*Exercise goal*.
Reproduce the listing word for word. Skip any image.

*Materials provided*.
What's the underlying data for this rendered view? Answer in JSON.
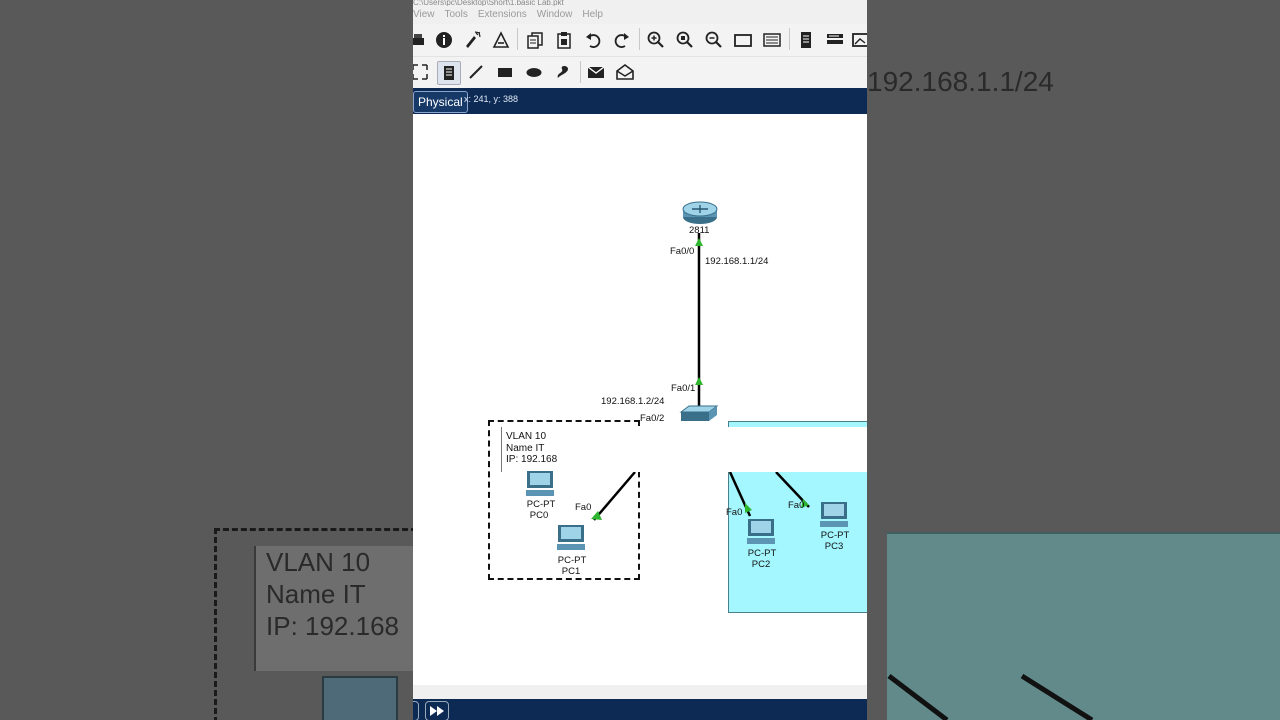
{
  "window": {
    "path_partial": "C:\\Users\\pc\\Desktop\\Short\\1.basic Lab.pkt"
  },
  "menu": [
    "View",
    "Tools",
    "Extensions",
    "Window",
    "Help"
  ],
  "toolbar_icons": [
    "print-icon",
    "info-icon",
    "activity-wizard-icon",
    "custom-device-icon",
    "copy-icon",
    "paste-icon",
    "undo-icon",
    "redo-icon",
    "zoom-in-icon",
    "zoom-reset-icon",
    "zoom-out-icon",
    "drawing-palette-icon",
    "custom-devices-dialog-icon",
    "view-icon",
    "network-info-icon",
    "screenshot-icon"
  ],
  "drawing_tools": [
    "select-icon",
    "note-icon",
    "line-icon",
    "rectangle-icon",
    "ellipse-icon",
    "freeform-icon",
    "simple-pdu-icon",
    "complex-pdu-icon"
  ],
  "view": {
    "tab_label": "Physical",
    "coords": "x: 241, y: 388"
  },
  "topology": {
    "router_label": "2811",
    "router_port": "Fa0/0",
    "router_ip": "192.168.1.1/24",
    "switch_uplink_port": "Fa0/1",
    "switch_ip": "192.168.1.2/24",
    "switch_port_2": "Fa0/2",
    "note": [
      "VLAN 10",
      "Name IT",
      "IP: 192.168"
    ],
    "pcs": [
      {
        "type": "PC-PT",
        "name": "PC0"
      },
      {
        "type": "PC-PT",
        "name": "PC1",
        "port": "Fa0"
      },
      {
        "type": "PC-PT",
        "name": "PC2",
        "port": "Fa0"
      },
      {
        "type": "PC-PT",
        "name": "PC3",
        "port": "Fa0"
      }
    ]
  },
  "background_echo": {
    "ip": "192.168.1.1/24",
    "note": [
      "VLAN 10",
      "Name IT",
      "IP: 192.168"
    ]
  }
}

*Answer to the exercise*.
What's the underlying data for this rendered view? Answer in JSON.
{
  "window": {
    "path_partial": "C:\\Users\\pc\\Desktop\\Short\\1.basic Lab.pkt"
  },
  "menu": [
    "View",
    "Tools",
    "Extensions",
    "Window",
    "Help"
  ],
  "toolbar_icons": [
    "print-icon",
    "info-icon",
    "activity-wizard-icon",
    "custom-device-icon",
    "copy-icon",
    "paste-icon",
    "undo-icon",
    "redo-icon",
    "zoom-in-icon",
    "zoom-reset-icon",
    "zoom-out-icon",
    "drawing-palette-icon",
    "custom-devices-dialog-icon",
    "view-icon",
    "network-info-icon",
    "screenshot-icon"
  ],
  "drawing_tools": [
    "select-icon",
    "note-icon",
    "line-icon",
    "rectangle-icon",
    "ellipse-icon",
    "freeform-icon",
    "simple-pdu-icon",
    "complex-pdu-icon"
  ],
  "view": {
    "tab_label": "Physical",
    "coords": "x: 241, y: 388"
  },
  "topology": {
    "router_label": "2811",
    "router_port": "Fa0/0",
    "router_ip": "192.168.1.1/24",
    "switch_uplink_port": "Fa0/1",
    "switch_ip": "192.168.1.2/24",
    "switch_port_2": "Fa0/2",
    "note": [
      "VLAN 10",
      "Name IT",
      "IP: 192.168"
    ],
    "pcs": [
      {
        "type": "PC-PT",
        "name": "PC0"
      },
      {
        "type": "PC-PT",
        "name": "PC1",
        "port": "Fa0"
      },
      {
        "type": "PC-PT",
        "name": "PC2",
        "port": "Fa0"
      },
      {
        "type": "PC-PT",
        "name": "PC3",
        "port": "Fa0"
      }
    ]
  },
  "background_echo": {
    "ip": "192.168.1.1/24",
    "note": [
      "VLAN 10",
      "Name IT",
      "IP: 192.168"
    ]
  }
}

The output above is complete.